> [What to produce]: Pictures should be excluded; otherwise, copy every entry exactly.

......

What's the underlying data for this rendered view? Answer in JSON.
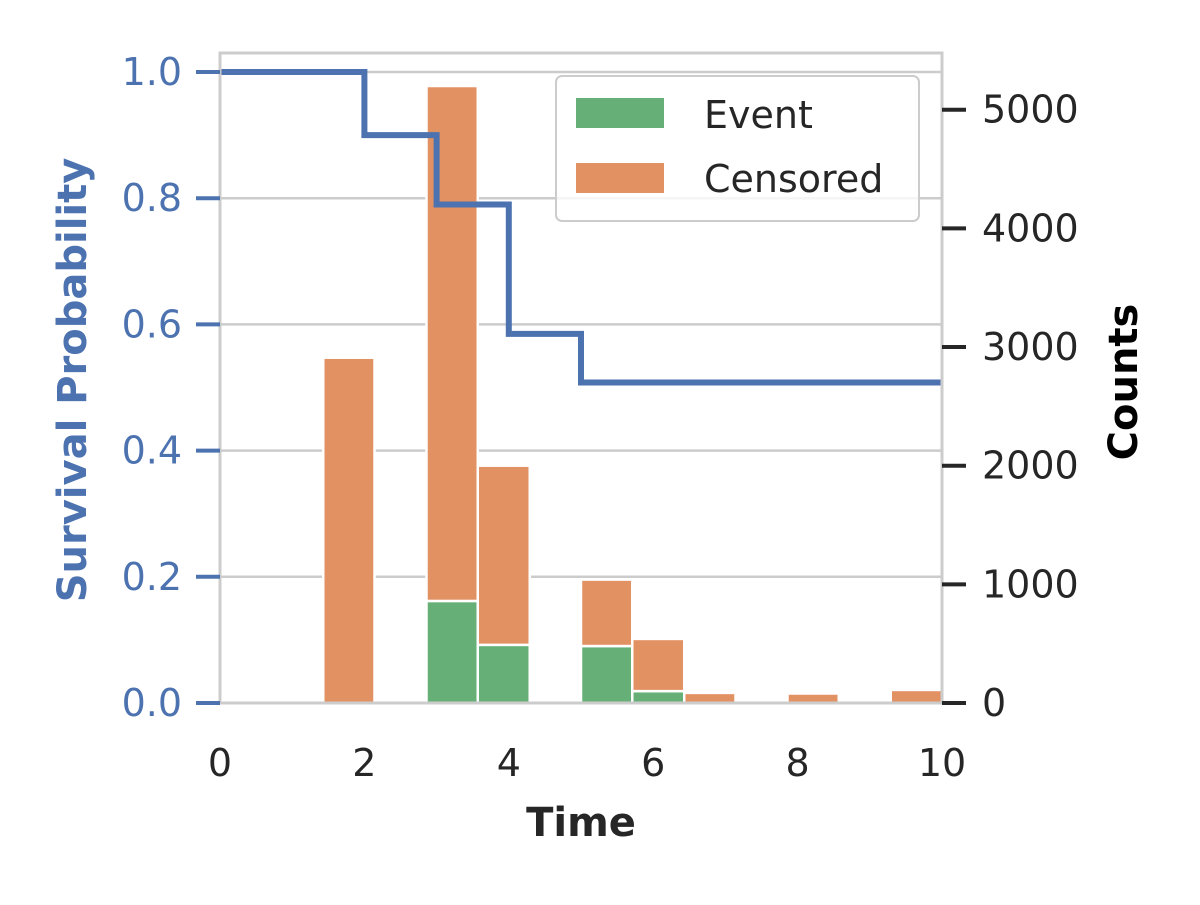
{
  "chart_data": {
    "type": "bar",
    "subtype": "stacked-histogram-with-survival-step-line",
    "xlabel": "Time",
    "ylabel_left": "Survival Probability",
    "ylabel_right": "Counts",
    "xlim": [
      0,
      10
    ],
    "ylim_left": [
      0,
      1.0
    ],
    "ylim_right": [
      0,
      5200
    ],
    "xticks": [
      "0",
      "2",
      "4",
      "6",
      "8",
      "10"
    ],
    "yticks_left": [
      "0.0",
      "0.2",
      "0.4",
      "0.6",
      "0.8",
      "1.0"
    ],
    "yticks_right": [
      "0",
      "1000",
      "2000",
      "3000",
      "4000",
      "5000"
    ],
    "grid": true,
    "legend_position": "top-right",
    "legend": [
      {
        "label": "Event",
        "color": "#66b077"
      },
      {
        "label": "Censored",
        "color": "#e29163"
      }
    ],
    "histogram": {
      "bins": [
        {
          "x0": 1.43,
          "x1": 2.14,
          "event": 0,
          "censored": 2910
        },
        {
          "x0": 2.86,
          "x1": 3.57,
          "event": 860,
          "censored": 4340
        },
        {
          "x0": 3.57,
          "x1": 4.29,
          "event": 490,
          "censored": 1510
        },
        {
          "x0": 5.0,
          "x1": 5.71,
          "event": 480,
          "censored": 560
        },
        {
          "x0": 5.71,
          "x1": 6.43,
          "event": 100,
          "censored": 440
        },
        {
          "x0": 6.43,
          "x1": 7.14,
          "event": 0,
          "censored": 85
        },
        {
          "x0": 7.86,
          "x1": 8.57,
          "event": 0,
          "censored": 80
        },
        {
          "x0": 9.29,
          "x1": 10.0,
          "event": 0,
          "censored": 110
        }
      ]
    },
    "survival_curve": {
      "name": "Survival Probability",
      "color": "#4c72b0",
      "points": [
        {
          "x": 0,
          "y": 1.0
        },
        {
          "x": 2,
          "y": 0.9
        },
        {
          "x": 3,
          "y": 0.79
        },
        {
          "x": 4,
          "y": 0.585
        },
        {
          "x": 5,
          "y": 0.508
        },
        {
          "x": 10,
          "y": 0.508
        }
      ]
    },
    "colors": {
      "survival_line": "#4c72b0",
      "event": "#66b077",
      "censored": "#e29163",
      "grid": "#cccccc",
      "spine": "#cccccc"
    }
  }
}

......

> [Response below]:
What's the underlying data for this rendered view? Answer in JSON.
{
  "chart_data": {
    "type": "bar",
    "subtype": "stacked-histogram-with-survival-step-line",
    "xlabel": "Time",
    "ylabel_left": "Survival Probability",
    "ylabel_right": "Counts",
    "xlim": [
      0,
      10
    ],
    "ylim_left": [
      0,
      1.0
    ],
    "ylim_right": [
      0,
      5200
    ],
    "xticks": [
      "0",
      "2",
      "4",
      "6",
      "8",
      "10"
    ],
    "yticks_left": [
      "0.0",
      "0.2",
      "0.4",
      "0.6",
      "0.8",
      "1.0"
    ],
    "yticks_right": [
      "0",
      "1000",
      "2000",
      "3000",
      "4000",
      "5000"
    ],
    "grid": true,
    "legend_position": "top-right",
    "legend": [
      {
        "label": "Event",
        "color": "#66b077"
      },
      {
        "label": "Censored",
        "color": "#e29163"
      }
    ],
    "histogram": {
      "bins": [
        {
          "x0": 1.43,
          "x1": 2.14,
          "event": 0,
          "censored": 2910
        },
        {
          "x0": 2.86,
          "x1": 3.57,
          "event": 860,
          "censored": 4340
        },
        {
          "x0": 3.57,
          "x1": 4.29,
          "event": 490,
          "censored": 1510
        },
        {
          "x0": 5.0,
          "x1": 5.71,
          "event": 480,
          "censored": 560
        },
        {
          "x0": 5.71,
          "x1": 6.43,
          "event": 100,
          "censored": 440
        },
        {
          "x0": 6.43,
          "x1": 7.14,
          "event": 0,
          "censored": 85
        },
        {
          "x0": 7.86,
          "x1": 8.57,
          "event": 0,
          "censored": 80
        },
        {
          "x0": 9.29,
          "x1": 10.0,
          "event": 0,
          "censored": 110
        }
      ]
    },
    "survival_curve": {
      "name": "Survival Probability",
      "color": "#4c72b0",
      "points": [
        {
          "x": 0,
          "y": 1.0
        },
        {
          "x": 2,
          "y": 0.9
        },
        {
          "x": 3,
          "y": 0.79
        },
        {
          "x": 4,
          "y": 0.585
        },
        {
          "x": 5,
          "y": 0.508
        },
        {
          "x": 10,
          "y": 0.508
        }
      ]
    },
    "colors": {
      "survival_line": "#4c72b0",
      "event": "#66b077",
      "censored": "#e29163",
      "grid": "#cccccc",
      "spine": "#cccccc"
    }
  }
}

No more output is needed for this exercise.